Exercise instructions: Will you output all of the data below exactly, omitting the images?

== == ==

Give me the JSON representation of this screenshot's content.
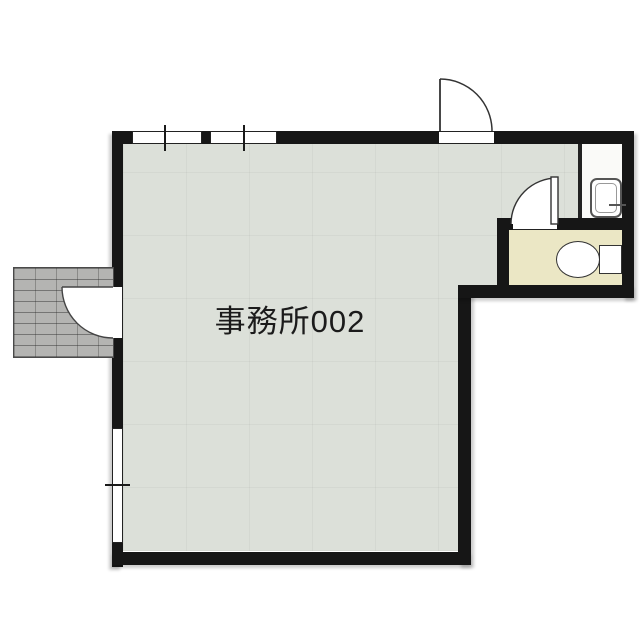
{
  "room": {
    "label": "事務所002"
  },
  "colors": {
    "page_bg": "#ffffff",
    "wall": "#161616",
    "main_floor": "#dce0d9",
    "wc_floor": "#ebe7c5",
    "niche_floor": "#fafaf8",
    "porch_tile": "#b4b4b2",
    "line": "#333333"
  },
  "fixtures": [
    {
      "name": "top-entrance-door",
      "kind": "outward swing door"
    },
    {
      "name": "left-entrance-door",
      "kind": "outward swing door"
    },
    {
      "name": "wc-door",
      "kind": "inward swing door"
    },
    {
      "name": "toilet",
      "kind": "toilet bowl with tank"
    },
    {
      "name": "hand-wash-sink",
      "kind": "small basin with faucet"
    },
    {
      "name": "window-top-left",
      "kind": "window"
    },
    {
      "name": "window-top-right",
      "kind": "window"
    },
    {
      "name": "window-left",
      "kind": "window"
    },
    {
      "name": "entrance-porch",
      "kind": "tiled step"
    }
  ]
}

== == ==

Solved exercise:
Give me the JSON representation of this screenshot's content.
{
  "room": {
    "label": "事務所002"
  },
  "colors": {
    "page_bg": "#ffffff",
    "wall": "#161616",
    "main_floor": "#dce0d9",
    "wc_floor": "#ebe7c5",
    "niche_floor": "#fafaf8",
    "porch_tile": "#b4b4b2",
    "line": "#333333"
  },
  "fixtures": [
    {
      "name": "top-entrance-door",
      "kind": "outward swing door"
    },
    {
      "name": "left-entrance-door",
      "kind": "outward swing door"
    },
    {
      "name": "wc-door",
      "kind": "inward swing door"
    },
    {
      "name": "toilet",
      "kind": "toilet bowl with tank"
    },
    {
      "name": "hand-wash-sink",
      "kind": "small basin with faucet"
    },
    {
      "name": "window-top-left",
      "kind": "window"
    },
    {
      "name": "window-top-right",
      "kind": "window"
    },
    {
      "name": "window-left",
      "kind": "window"
    },
    {
      "name": "entrance-porch",
      "kind": "tiled step"
    }
  ]
}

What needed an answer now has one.